## Begin

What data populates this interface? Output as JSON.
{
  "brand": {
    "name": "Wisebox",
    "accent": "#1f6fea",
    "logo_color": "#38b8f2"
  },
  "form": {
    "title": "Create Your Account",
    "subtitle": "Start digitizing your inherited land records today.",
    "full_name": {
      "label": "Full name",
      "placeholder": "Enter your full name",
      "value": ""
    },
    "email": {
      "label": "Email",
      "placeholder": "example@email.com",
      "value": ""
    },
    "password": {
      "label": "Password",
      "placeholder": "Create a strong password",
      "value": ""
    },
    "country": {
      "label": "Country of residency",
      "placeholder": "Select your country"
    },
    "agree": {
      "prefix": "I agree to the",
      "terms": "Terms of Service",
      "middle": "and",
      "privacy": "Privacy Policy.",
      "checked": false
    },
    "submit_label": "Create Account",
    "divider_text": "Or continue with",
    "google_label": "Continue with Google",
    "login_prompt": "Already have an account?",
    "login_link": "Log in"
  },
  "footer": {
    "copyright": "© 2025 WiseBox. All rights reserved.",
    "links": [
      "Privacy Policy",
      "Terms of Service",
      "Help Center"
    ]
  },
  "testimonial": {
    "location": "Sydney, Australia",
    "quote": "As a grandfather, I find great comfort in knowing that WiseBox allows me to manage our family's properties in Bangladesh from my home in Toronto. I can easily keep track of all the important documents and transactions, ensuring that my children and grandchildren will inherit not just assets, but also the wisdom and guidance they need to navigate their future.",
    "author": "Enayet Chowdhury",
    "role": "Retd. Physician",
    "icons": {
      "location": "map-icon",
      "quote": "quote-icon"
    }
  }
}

## End

• WRITTEN EXERCISE:
Reproduce each record shown above without altering a single word.

• EXERCISE ANSWER:
What data populates this interface? Output as JSON.
{
  "brand": {
    "name": "Wisebox",
    "accent": "#1f6fea",
    "logo_color": "#38b8f2"
  },
  "form": {
    "title": "Create Your Account",
    "subtitle": "Start digitizing your inherited land records today.",
    "full_name": {
      "label": "Full name",
      "placeholder": "Enter your full name",
      "value": ""
    },
    "email": {
      "label": "Email",
      "placeholder": "example@email.com",
      "value": ""
    },
    "password": {
      "label": "Password",
      "placeholder": "Create a strong password",
      "value": ""
    },
    "country": {
      "label": "Country of residency",
      "placeholder": "Select your country"
    },
    "agree": {
      "prefix": "I agree to the",
      "terms": "Terms of Service",
      "middle": "and",
      "privacy": "Privacy Policy.",
      "checked": false
    },
    "submit_label": "Create Account",
    "divider_text": "Or continue with",
    "google_label": "Continue with Google",
    "login_prompt": "Already have an account?",
    "login_link": "Log in"
  },
  "footer": {
    "copyright": "© 2025 WiseBox. All rights reserved.",
    "links": [
      "Privacy Policy",
      "Terms of Service",
      "Help Center"
    ]
  },
  "testimonial": {
    "location": "Sydney, Australia",
    "quote": "As a grandfather, I find great comfort in knowing that WiseBox allows me to manage our family's properties in Bangladesh from my home in Toronto. I can easily keep track of all the important documents and transactions, ensuring that my children and grandchildren will inherit not just assets, but also the wisdom and guidance they need to navigate their future.",
    "author": "Enayet Chowdhury",
    "role": "Retd. Physician",
    "icons": {
      "location": "map-icon",
      "quote": "quote-icon"
    }
  }
}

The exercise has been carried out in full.